§ Available data:
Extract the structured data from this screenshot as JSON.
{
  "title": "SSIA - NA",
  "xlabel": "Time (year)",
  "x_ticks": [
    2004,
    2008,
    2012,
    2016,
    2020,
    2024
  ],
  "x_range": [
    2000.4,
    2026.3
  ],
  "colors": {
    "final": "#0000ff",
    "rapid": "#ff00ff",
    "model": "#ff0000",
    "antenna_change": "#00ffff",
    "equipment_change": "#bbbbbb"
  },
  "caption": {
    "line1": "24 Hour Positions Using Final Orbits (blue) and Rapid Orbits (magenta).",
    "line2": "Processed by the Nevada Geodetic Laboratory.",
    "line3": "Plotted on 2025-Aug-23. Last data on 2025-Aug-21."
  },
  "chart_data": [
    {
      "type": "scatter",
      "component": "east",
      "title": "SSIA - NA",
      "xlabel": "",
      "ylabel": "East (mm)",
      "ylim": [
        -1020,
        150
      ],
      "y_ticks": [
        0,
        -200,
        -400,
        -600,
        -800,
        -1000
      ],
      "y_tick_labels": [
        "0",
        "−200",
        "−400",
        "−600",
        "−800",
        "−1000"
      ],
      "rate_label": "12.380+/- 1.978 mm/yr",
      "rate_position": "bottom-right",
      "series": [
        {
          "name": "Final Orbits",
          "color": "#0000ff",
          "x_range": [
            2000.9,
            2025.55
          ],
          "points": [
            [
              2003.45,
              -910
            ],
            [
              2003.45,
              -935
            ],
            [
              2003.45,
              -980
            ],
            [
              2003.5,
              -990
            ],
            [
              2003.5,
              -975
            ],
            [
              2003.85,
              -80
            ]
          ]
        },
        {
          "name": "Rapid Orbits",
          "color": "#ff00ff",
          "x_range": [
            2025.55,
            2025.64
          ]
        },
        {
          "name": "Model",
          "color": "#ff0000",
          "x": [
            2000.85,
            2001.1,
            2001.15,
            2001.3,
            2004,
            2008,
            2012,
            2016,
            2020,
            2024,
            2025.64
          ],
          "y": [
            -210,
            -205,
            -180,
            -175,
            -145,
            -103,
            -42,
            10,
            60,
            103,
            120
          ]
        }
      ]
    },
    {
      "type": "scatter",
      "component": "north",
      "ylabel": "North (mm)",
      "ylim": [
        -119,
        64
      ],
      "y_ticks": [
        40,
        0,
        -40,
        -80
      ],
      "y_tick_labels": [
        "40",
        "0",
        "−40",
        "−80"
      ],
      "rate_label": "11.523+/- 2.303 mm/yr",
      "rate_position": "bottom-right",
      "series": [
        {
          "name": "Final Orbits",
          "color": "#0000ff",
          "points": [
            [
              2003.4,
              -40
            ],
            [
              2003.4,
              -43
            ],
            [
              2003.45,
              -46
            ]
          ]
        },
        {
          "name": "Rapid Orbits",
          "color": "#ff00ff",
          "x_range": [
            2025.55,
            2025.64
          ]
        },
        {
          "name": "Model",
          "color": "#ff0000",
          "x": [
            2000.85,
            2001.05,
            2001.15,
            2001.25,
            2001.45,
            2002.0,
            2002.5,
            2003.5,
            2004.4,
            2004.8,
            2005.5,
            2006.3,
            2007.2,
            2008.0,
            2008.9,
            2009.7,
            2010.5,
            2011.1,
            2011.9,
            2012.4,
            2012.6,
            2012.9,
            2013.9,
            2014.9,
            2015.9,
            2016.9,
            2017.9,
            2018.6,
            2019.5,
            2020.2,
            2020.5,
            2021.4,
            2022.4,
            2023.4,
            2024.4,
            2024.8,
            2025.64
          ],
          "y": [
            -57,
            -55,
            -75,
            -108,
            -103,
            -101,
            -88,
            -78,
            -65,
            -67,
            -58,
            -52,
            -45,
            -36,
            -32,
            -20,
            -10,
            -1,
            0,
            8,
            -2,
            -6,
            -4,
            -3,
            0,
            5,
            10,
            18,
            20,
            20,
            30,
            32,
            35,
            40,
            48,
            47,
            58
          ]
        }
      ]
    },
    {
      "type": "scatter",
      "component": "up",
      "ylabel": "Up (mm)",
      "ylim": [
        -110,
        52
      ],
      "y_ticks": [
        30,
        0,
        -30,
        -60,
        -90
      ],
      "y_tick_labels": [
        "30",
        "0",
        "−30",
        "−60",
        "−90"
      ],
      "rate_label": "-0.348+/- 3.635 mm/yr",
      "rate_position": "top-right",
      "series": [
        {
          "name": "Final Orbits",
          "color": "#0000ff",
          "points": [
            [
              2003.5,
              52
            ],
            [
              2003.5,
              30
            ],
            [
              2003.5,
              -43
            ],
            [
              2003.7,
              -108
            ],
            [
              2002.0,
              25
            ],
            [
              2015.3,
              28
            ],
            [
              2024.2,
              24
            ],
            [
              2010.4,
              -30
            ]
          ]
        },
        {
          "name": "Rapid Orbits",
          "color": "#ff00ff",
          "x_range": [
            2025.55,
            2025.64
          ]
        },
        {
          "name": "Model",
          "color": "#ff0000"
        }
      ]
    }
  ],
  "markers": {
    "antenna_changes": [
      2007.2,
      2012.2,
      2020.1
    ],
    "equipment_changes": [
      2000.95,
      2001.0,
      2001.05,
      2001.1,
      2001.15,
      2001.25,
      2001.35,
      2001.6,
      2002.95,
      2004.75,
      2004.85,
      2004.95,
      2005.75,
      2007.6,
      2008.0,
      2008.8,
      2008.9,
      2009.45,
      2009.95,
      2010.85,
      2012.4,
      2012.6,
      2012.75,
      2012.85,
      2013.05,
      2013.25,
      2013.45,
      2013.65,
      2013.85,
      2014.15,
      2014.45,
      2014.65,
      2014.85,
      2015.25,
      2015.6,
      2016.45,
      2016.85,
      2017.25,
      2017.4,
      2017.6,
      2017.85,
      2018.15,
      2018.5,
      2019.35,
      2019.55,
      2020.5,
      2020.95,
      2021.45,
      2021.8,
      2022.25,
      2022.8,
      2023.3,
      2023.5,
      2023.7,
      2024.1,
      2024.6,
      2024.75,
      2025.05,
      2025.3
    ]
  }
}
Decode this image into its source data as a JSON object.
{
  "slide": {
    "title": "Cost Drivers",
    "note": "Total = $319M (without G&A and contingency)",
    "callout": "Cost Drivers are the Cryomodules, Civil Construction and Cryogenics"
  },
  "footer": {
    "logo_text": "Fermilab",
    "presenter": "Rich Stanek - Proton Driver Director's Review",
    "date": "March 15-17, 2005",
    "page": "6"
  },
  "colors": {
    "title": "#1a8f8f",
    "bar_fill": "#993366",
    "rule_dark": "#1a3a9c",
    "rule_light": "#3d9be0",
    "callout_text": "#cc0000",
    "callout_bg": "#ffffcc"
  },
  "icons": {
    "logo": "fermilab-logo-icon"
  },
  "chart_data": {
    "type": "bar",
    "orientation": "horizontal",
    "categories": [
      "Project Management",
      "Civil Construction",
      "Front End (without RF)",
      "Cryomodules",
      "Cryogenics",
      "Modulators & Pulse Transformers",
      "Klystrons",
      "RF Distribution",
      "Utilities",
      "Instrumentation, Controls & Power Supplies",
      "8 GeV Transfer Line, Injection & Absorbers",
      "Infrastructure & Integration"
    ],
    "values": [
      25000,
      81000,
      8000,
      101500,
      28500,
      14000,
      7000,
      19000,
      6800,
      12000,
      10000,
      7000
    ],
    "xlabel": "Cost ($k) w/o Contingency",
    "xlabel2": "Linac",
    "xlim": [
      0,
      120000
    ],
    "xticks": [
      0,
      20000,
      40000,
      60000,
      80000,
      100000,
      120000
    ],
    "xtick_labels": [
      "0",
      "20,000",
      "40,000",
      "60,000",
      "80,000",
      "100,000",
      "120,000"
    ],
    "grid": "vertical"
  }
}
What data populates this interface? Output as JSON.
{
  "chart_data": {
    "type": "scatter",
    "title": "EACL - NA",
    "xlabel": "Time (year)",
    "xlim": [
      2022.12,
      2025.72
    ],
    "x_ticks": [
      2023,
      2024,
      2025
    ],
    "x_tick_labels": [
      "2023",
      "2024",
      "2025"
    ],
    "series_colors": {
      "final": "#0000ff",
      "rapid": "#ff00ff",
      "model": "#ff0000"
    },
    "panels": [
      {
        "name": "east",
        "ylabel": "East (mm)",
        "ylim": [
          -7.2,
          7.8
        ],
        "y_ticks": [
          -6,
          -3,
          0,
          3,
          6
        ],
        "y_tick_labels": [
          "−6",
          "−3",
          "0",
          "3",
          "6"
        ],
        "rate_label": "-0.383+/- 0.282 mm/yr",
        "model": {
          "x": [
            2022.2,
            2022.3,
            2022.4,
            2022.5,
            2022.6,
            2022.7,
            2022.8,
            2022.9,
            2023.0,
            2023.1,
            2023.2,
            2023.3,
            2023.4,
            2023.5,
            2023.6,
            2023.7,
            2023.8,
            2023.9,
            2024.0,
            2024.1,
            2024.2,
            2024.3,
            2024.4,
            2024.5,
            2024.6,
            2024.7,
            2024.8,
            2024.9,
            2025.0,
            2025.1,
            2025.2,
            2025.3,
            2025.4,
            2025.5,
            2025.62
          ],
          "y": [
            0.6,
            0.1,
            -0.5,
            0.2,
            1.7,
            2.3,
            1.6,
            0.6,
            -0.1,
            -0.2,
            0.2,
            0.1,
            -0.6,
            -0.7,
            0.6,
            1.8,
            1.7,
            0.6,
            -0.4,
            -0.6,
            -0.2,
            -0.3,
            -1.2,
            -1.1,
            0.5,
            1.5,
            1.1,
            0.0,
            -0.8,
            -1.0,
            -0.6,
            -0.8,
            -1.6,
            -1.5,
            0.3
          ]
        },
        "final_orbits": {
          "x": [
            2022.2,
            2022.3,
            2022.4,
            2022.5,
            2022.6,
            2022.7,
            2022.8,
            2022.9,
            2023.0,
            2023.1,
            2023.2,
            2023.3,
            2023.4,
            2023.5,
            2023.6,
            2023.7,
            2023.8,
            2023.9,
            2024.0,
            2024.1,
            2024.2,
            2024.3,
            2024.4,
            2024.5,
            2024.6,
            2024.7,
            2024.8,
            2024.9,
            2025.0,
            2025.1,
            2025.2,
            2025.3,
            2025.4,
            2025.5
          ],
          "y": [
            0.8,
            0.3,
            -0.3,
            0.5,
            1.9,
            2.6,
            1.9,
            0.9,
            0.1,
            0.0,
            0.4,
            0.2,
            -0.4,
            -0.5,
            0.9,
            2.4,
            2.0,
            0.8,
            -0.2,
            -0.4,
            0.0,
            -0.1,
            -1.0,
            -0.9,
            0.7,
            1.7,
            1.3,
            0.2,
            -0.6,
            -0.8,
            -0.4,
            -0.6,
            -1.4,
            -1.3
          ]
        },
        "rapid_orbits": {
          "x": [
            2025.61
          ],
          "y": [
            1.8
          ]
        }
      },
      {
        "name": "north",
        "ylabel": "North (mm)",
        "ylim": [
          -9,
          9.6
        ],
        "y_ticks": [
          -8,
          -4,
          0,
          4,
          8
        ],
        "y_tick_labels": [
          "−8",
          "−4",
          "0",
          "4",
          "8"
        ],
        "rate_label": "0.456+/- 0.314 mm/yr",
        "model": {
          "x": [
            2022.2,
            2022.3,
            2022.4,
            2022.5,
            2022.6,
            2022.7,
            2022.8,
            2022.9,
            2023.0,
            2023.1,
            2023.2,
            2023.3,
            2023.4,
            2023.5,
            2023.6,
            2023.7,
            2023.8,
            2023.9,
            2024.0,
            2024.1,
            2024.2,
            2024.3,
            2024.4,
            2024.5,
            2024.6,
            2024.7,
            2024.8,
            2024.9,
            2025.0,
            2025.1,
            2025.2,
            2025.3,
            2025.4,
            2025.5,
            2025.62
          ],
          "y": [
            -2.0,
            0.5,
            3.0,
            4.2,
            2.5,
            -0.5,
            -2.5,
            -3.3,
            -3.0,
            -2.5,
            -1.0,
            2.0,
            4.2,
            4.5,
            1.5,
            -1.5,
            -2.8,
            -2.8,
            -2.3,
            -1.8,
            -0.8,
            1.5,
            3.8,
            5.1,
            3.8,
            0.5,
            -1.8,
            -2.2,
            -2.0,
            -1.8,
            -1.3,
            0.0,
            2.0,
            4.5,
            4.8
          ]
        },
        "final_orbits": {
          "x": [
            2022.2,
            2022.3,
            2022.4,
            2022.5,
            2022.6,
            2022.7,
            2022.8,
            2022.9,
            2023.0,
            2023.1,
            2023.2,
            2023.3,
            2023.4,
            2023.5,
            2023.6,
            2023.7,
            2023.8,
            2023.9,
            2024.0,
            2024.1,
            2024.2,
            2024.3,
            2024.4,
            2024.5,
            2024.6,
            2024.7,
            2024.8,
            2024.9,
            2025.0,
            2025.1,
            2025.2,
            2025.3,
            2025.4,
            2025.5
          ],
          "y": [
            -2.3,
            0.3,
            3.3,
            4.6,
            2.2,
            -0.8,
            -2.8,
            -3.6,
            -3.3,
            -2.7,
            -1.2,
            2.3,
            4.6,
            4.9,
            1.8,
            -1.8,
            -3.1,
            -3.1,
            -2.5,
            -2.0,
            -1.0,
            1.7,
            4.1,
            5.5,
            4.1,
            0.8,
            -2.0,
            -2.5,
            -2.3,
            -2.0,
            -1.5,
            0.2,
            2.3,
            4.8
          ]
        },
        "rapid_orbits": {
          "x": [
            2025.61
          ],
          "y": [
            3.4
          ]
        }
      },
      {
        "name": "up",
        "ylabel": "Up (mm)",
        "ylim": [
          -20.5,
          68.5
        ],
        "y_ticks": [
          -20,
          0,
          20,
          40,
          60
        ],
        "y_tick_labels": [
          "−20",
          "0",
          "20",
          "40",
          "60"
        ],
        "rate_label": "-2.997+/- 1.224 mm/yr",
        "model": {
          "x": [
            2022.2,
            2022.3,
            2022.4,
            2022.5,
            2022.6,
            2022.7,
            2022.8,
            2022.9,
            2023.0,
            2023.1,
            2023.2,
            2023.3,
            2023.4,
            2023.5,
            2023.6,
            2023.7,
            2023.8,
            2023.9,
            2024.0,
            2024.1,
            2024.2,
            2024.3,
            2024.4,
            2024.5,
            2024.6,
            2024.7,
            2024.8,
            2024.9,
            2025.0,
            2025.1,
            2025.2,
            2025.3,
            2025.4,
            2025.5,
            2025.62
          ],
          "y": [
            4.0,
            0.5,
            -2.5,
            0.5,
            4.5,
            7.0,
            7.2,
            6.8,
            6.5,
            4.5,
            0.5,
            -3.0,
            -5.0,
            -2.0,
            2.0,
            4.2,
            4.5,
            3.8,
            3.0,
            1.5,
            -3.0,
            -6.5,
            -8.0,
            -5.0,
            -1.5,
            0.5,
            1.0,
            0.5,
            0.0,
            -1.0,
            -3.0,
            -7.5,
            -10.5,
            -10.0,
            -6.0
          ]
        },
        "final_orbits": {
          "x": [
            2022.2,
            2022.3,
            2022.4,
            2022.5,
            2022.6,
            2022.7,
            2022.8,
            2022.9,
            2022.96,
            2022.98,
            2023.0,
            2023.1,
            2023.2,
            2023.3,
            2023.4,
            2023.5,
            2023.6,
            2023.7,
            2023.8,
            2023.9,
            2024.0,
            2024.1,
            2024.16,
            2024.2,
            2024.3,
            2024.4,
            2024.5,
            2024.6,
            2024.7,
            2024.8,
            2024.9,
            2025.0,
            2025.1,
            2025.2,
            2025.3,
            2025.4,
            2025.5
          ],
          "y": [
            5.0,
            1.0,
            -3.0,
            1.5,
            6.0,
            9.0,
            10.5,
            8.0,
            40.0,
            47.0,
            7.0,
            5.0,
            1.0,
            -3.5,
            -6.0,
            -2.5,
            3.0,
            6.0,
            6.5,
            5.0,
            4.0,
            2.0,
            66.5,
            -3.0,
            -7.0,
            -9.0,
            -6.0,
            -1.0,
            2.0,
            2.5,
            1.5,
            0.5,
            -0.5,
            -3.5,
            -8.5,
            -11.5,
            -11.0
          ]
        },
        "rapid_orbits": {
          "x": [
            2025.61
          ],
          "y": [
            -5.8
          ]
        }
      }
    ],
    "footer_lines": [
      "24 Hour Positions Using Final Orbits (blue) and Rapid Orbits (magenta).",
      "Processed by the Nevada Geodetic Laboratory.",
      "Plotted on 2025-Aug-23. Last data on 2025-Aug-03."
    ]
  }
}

§ Set task:
Tell how many lines of the records above hold the string "Nevada". Give no other text.

§ Response:
2